◆ **YOUR TASK**: Determine how many lines of the records include "confidentiality", and answer with the number alone.

◆ **DATA PROVIDED**:
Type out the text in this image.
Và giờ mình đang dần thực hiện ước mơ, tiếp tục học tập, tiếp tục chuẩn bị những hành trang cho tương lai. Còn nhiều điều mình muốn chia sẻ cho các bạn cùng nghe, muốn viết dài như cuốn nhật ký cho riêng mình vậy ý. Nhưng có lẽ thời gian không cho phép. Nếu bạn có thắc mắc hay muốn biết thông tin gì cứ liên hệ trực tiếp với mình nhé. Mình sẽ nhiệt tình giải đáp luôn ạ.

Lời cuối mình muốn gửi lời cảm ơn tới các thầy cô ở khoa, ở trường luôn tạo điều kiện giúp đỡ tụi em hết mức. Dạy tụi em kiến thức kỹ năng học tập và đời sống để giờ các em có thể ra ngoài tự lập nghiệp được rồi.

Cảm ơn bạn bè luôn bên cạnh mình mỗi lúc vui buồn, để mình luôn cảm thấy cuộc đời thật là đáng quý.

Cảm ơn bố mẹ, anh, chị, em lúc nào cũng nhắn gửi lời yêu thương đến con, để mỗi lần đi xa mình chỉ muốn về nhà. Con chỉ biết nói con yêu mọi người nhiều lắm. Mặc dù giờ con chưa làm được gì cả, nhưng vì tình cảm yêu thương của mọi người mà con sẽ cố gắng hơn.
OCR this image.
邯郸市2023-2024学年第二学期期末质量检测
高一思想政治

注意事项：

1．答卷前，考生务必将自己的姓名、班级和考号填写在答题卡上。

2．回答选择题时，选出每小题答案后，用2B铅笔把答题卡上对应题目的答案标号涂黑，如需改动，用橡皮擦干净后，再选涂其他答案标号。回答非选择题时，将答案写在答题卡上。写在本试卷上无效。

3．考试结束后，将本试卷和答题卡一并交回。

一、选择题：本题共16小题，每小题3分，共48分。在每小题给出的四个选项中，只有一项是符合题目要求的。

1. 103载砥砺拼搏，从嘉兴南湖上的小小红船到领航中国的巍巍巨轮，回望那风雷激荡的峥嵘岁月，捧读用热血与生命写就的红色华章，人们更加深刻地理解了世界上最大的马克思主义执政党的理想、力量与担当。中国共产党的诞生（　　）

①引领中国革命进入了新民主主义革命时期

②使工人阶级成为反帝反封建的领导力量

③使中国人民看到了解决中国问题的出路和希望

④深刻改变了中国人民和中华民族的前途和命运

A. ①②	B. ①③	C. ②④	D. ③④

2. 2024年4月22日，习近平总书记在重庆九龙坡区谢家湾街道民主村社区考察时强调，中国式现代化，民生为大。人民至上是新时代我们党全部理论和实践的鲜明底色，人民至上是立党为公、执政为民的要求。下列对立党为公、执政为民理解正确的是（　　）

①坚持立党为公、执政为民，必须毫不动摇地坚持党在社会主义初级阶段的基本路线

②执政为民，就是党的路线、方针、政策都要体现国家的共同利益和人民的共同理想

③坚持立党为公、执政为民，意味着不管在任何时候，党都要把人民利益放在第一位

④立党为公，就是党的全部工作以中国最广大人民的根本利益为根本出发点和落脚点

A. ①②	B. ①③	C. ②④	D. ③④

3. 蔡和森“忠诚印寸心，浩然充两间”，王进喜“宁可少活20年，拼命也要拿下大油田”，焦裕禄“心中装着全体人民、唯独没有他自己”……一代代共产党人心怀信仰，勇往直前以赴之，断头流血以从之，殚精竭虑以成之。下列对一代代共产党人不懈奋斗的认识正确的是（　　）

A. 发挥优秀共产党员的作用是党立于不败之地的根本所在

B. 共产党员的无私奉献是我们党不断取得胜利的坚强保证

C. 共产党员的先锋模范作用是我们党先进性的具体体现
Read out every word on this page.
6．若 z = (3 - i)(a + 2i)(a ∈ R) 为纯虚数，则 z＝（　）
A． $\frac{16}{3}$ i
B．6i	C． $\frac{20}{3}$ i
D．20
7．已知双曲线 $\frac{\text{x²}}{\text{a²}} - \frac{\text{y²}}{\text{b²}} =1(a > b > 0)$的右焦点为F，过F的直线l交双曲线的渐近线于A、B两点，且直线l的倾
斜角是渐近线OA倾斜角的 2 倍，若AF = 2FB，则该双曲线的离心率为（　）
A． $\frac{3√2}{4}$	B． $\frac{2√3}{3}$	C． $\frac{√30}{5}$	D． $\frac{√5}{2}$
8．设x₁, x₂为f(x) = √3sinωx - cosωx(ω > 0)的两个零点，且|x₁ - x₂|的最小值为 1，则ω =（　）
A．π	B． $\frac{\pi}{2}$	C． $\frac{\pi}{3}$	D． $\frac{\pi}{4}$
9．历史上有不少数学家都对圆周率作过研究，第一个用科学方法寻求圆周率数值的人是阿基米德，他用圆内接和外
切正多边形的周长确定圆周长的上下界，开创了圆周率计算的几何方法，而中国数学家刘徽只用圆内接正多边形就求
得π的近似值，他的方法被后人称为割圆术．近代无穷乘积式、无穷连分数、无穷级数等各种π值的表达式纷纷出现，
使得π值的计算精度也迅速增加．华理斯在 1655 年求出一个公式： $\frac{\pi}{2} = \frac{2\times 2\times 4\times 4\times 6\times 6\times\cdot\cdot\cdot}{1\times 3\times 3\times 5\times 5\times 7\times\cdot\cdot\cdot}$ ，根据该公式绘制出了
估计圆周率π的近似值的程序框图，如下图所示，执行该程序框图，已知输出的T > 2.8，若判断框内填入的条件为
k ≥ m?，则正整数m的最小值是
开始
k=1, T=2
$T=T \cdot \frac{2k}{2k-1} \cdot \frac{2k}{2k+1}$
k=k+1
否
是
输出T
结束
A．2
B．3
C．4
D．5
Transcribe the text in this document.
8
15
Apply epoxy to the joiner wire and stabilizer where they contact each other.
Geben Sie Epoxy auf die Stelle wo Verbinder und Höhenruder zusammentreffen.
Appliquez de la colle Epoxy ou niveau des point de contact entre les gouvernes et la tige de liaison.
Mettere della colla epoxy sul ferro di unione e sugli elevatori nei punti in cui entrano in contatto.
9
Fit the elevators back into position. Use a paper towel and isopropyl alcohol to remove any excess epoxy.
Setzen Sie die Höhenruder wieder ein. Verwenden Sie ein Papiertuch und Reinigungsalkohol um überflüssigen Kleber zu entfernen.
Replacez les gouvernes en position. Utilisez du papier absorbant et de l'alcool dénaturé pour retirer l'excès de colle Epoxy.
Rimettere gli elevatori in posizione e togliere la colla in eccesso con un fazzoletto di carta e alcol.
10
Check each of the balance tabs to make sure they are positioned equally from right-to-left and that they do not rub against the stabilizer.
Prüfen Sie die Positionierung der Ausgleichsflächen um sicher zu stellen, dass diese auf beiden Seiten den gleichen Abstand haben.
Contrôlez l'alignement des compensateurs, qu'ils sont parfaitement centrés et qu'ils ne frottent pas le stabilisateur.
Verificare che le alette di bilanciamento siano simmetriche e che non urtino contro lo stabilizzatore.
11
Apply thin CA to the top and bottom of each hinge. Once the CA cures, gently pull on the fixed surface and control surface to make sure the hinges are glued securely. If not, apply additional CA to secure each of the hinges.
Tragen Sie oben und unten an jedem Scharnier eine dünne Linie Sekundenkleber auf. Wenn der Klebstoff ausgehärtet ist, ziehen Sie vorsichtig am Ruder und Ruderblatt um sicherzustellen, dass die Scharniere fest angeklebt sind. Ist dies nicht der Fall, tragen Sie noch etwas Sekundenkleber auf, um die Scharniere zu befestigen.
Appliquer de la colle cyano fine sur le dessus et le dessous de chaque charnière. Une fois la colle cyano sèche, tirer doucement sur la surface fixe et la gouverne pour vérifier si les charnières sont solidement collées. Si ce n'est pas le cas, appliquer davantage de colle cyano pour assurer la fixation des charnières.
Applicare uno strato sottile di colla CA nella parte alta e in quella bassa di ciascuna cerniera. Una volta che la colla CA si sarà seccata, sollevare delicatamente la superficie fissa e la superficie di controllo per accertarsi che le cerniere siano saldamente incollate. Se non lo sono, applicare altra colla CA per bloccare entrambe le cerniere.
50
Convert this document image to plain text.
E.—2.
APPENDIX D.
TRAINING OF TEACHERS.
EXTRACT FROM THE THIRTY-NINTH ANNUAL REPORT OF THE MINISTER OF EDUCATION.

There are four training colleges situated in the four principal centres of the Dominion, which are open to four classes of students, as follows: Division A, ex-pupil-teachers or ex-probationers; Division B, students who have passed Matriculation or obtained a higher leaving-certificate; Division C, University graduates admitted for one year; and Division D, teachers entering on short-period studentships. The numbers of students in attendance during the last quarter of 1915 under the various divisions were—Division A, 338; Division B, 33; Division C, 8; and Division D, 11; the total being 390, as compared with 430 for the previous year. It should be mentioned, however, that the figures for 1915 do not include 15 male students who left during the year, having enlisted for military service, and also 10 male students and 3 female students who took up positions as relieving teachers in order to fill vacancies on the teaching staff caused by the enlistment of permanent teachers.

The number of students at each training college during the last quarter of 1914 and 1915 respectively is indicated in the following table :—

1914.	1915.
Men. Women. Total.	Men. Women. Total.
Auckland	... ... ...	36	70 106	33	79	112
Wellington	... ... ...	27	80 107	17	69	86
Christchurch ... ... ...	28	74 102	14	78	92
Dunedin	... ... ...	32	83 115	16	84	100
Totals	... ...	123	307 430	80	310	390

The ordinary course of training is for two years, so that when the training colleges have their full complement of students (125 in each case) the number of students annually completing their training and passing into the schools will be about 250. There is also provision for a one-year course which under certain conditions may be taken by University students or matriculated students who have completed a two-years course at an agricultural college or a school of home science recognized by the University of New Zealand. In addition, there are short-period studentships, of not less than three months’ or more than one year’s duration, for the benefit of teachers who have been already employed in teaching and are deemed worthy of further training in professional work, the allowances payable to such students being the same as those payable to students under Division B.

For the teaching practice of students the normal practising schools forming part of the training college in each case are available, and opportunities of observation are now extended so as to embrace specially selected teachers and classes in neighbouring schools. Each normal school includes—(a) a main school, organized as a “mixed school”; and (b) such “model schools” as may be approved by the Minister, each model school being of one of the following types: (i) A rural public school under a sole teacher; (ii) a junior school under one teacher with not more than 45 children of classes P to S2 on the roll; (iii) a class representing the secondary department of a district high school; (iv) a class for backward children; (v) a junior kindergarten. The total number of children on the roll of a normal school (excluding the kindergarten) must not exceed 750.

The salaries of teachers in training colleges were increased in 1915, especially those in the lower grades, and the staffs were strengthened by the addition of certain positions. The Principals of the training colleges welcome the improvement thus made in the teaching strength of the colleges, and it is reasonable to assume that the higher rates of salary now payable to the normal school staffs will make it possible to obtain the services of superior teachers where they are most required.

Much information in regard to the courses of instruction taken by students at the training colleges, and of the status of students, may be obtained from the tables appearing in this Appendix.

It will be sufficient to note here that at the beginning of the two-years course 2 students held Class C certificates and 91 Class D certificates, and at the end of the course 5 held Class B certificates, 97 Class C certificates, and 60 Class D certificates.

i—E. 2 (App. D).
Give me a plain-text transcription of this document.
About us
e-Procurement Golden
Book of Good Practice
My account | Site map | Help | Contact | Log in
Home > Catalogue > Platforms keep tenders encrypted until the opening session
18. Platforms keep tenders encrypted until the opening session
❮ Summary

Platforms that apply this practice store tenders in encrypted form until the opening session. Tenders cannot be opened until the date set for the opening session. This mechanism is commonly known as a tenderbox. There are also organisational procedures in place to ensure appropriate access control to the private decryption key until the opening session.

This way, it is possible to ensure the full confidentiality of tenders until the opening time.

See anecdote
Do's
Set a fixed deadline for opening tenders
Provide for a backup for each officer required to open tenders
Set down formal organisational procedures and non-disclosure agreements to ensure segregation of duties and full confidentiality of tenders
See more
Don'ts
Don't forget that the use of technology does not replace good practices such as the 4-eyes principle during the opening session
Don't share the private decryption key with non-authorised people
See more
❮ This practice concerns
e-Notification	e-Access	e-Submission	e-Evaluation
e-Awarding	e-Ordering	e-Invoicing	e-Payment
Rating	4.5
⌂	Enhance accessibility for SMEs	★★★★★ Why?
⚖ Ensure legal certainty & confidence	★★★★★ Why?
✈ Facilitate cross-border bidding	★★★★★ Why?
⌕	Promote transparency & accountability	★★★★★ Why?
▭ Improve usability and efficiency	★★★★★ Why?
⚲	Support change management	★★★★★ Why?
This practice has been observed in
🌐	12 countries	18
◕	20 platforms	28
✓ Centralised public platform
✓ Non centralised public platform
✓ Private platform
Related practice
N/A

◆ **CORRECT RESPONSE**: 2